(Data items)
******************************

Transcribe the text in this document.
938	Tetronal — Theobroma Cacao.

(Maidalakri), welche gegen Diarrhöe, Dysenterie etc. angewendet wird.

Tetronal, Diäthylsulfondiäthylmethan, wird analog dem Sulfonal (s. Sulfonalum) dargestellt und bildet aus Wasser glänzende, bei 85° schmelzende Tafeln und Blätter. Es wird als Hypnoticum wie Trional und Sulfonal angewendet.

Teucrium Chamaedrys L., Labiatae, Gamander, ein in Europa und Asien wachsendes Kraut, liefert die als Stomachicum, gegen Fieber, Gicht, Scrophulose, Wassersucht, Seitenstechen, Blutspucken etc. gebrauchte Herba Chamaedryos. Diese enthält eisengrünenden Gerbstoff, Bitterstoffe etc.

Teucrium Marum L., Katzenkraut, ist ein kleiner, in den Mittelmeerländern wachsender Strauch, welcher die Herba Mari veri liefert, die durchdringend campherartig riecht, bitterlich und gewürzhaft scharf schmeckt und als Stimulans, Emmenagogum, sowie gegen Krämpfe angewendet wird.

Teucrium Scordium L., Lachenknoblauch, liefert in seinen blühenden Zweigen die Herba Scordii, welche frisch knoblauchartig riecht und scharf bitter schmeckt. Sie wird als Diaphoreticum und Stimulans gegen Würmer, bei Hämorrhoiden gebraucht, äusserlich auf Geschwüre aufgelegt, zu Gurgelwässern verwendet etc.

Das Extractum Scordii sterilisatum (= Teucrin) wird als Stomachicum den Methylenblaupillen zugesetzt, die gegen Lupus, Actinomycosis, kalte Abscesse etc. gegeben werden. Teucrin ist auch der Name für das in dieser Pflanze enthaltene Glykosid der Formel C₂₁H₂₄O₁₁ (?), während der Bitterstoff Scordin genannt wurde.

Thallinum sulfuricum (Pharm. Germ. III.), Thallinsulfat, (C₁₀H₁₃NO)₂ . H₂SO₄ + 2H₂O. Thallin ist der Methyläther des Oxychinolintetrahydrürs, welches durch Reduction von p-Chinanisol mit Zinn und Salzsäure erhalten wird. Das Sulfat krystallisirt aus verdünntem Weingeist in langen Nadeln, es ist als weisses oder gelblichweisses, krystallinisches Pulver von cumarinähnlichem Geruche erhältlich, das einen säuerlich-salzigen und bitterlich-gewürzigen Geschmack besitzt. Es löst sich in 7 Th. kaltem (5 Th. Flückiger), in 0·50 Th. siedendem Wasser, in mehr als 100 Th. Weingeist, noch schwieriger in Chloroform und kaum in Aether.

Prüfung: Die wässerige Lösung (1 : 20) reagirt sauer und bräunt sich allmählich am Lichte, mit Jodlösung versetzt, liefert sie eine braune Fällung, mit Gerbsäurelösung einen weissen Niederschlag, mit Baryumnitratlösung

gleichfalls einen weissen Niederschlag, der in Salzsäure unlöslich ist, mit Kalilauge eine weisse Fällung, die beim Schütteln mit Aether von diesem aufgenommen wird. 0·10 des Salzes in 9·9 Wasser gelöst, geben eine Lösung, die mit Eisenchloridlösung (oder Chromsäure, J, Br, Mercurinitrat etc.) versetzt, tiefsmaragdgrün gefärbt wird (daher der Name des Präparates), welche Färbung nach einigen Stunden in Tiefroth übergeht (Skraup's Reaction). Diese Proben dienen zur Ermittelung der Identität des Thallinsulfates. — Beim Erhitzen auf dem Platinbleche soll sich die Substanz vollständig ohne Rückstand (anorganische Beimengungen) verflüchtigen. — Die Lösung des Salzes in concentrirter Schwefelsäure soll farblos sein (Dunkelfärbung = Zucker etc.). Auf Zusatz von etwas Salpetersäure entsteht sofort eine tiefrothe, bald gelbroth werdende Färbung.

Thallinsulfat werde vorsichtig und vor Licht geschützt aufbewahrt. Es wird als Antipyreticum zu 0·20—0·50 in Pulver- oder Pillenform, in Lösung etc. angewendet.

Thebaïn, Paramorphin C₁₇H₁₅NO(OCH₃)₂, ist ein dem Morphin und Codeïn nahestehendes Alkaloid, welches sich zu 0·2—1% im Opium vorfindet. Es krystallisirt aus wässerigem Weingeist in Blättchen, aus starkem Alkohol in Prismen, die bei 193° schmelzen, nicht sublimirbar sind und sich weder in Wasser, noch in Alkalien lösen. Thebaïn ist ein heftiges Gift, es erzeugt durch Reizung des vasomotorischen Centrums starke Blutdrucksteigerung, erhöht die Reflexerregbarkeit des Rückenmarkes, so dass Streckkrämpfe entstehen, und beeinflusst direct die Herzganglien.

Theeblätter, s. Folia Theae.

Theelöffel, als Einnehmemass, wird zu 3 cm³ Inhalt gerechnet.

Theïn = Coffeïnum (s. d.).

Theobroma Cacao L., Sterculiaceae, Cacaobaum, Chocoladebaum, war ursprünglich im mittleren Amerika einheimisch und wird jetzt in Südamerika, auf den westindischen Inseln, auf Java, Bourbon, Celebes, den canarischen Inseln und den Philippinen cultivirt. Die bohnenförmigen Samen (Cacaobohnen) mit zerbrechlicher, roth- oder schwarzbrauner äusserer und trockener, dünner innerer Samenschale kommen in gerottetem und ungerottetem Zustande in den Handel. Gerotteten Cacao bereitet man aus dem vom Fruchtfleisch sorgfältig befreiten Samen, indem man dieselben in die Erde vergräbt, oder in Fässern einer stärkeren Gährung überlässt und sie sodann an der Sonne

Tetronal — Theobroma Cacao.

******************************

Once you have read the records above, output each of them verbatim.

RESULT OF THIS EXERCISE →
Transcribe the text in this document.
938	Tetronal — Theobroma Cacao.

(Maidalakri), welche gegen Diarrhöe, Dysenterie etc. angewendet wird.

Tetronal, Diäthylsulfondiäthylmethan, wird analog dem Sulfonal (s. Sulfonalum) dargestellt und bildet aus Wasser glänzende, bei 85° schmelzende Tafeln und Blätter. Es wird als Hypnoticum wie Trional und Sulfonal angewendet.

Teucrium Chamaedrys L., Labiatae, Gamander, ein in Europa und Asien wachsendes Kraut, liefert die als Stomachicum, gegen Fieber, Gicht, Scrophulose, Wassersucht, Seitenstechen, Blutspucken etc. gebrauchte Herba Chamaedryos. Diese enthält eisengrünenden Gerbstoff, Bitterstoffe etc.

Teucrium Marum L., Katzenkraut, ist ein kleiner, in den Mittelmeerländern wachsender Strauch, welcher die Herba Mari veri liefert, die durchdringend campherartig riecht, bitterlich und gewürzhaft scharf schmeckt und als Stimulans, Emmenagogum, sowie gegen Krämpfe angewendet wird.

Teucrium Scordium L., Lachenknoblauch, liefert in seinen blühenden Zweigen die Herba Scordii, welche frisch knoblauchartig riecht und scharf bitter schmeckt. Sie wird als Diaphoreticum und Stimulans gegen Würmer, bei Hämorrhoiden gebraucht, äusserlich auf Geschwüre aufgelegt, zu Gurgelwässern verwendet etc.

Das Extractum Scordii sterilisatum (= Teucrin) wird als Stomachicum den Methylenblaupillen zugesetzt, die gegen Lupus, Actinomycosis, kalte Abscesse etc. gegeben werden. Teucrin ist auch der Name für das in dieser Pflanze enthaltene Glykosid der Formel C₂₁H₂₄O₁₁ (?), während der Bitterstoff Scordin genannt wurde.

Thallinum sulfuricum (Pharm. Germ. III.), Thallinsulfat, (C₁₀H₁₃NO)₂ . H₂SO₄ + 2H₂O. Thallin ist der Methyläther des Oxychinolintetrahydrürs, welches durch Reduction von p-Chinanisol mit Zinn und Salzsäure erhalten wird. Das Sulfat krystallisirt aus verdünntem Weingeist in langen Nadeln, es ist als weisses oder gelblichweisses, krystallinisches Pulver von cumarinähnlichem Geruche erhältlich, das einen säuerlich-salzigen und bitterlich-gewürzigen Geschmack besitzt. Es löst sich in 7 Th. kaltem (5 Th. Flückiger), in 0·50 Th. siedendem Wasser, in mehr als 100 Th. Weingeist, noch schwieriger in Chloroform und kaum in Aether.

Prüfung: Die wässerige Lösung (1 : 20) reagirt sauer und bräunt sich allmählich am Lichte, mit Jodlösung versetzt, liefert sie eine braune Fällung, mit Gerbsäurelösung einen weissen Niederschlag, mit Baryumnitratlösung

gleichfalls einen weissen Niederschlag, der in Salzsäure unlöslich ist, mit Kalilauge eine weisse Fällung, die beim Schütteln mit Aether von diesem aufgenommen wird. 0·10 des Salzes in 9·9 Wasser gelöst, geben eine Lösung, die mit Eisenchloridlösung (oder Chromsäure, J, Br, Mercurinitrat etc.) versetzt, tiefsmaragdgrün gefärbt wird (daher der Name des Präparates), welche Färbung nach einigen Stunden in Tiefroth übergeht (Skraup's Reaction). Diese Proben dienen zur Ermittelung der Identität des Thallinsulfates. — Beim Erhitzen auf dem Platinbleche soll sich die Substanz vollständig ohne Rückstand (anorganische Beimengungen) verflüchtigen. — Die Lösung des Salzes in concentrirter Schwefelsäure soll farblos sein (Dunkelfärbung = Zucker etc.). Auf Zusatz von etwas Salpetersäure entsteht sofort eine tiefrothe, bald gelbroth werdende Färbung.

Thallinsulfat werde vorsichtig und vor Licht geschützt aufbewahrt. Es wird als Antipyreticum zu 0·20—0·50 in Pulver- oder Pillenform, in Lösung etc. angewendet.

Thebaïn, Paramorphin C₁₇H₁₅NO(OCH₃)₂, ist ein dem Morphin und Codeïn nahestehendes Alkaloid, welches sich zu 0·2—1% im Opium vorfindet. Es krystallisirt aus wässerigem Weingeist in Blättchen, aus starkem Alkohol in Prismen, die bei 193° schmelzen, nicht sublimirbar sind und sich weder in Wasser, noch in Alkalien lösen. Thebaïn ist ein heftiges Gift, es erzeugt durch Reizung des vasomotorischen Centrums starke Blutdrucksteigerung, erhöht die Reflexerregbarkeit des Rückenmarkes, so dass Streckkrämpfe entstehen, und beeinflusst direct die Herzganglien.

Theeblätter, s. Folia Theae.

Theelöffel, als Einnehmemass, wird zu 3 cm³ Inhalt gerechnet.

Theïn = Coffeïnum (s. d.).

Theobroma Cacao L., Sterculiaceae, Cacaobaum, Chocoladebaum, war ursprünglich im mittleren Amerika einheimisch und wird jetzt in Südamerika, auf den westindischen Inseln, auf Java, Bourbon, Celebes, den canarischen Inseln und den Philippinen cultivirt. Die bohnenförmigen Samen (Cacaobohnen) mit zerbrechlicher, roth- oder schwarzbrauner äusserer und trockener, dünner innerer Samenschale kommen in gerottetem und ungerottetem Zustande in den Handel. Gerotteten Cacao bereitet man aus dem vom Fruchtfleisch sorgfältig befreiten Samen, indem man dieselben in die Erde vergräbt, oder in Fässern einer stärkeren Gährung überlässt und sie sodann an der Sonne

Tetronal — Theobroma Cacao.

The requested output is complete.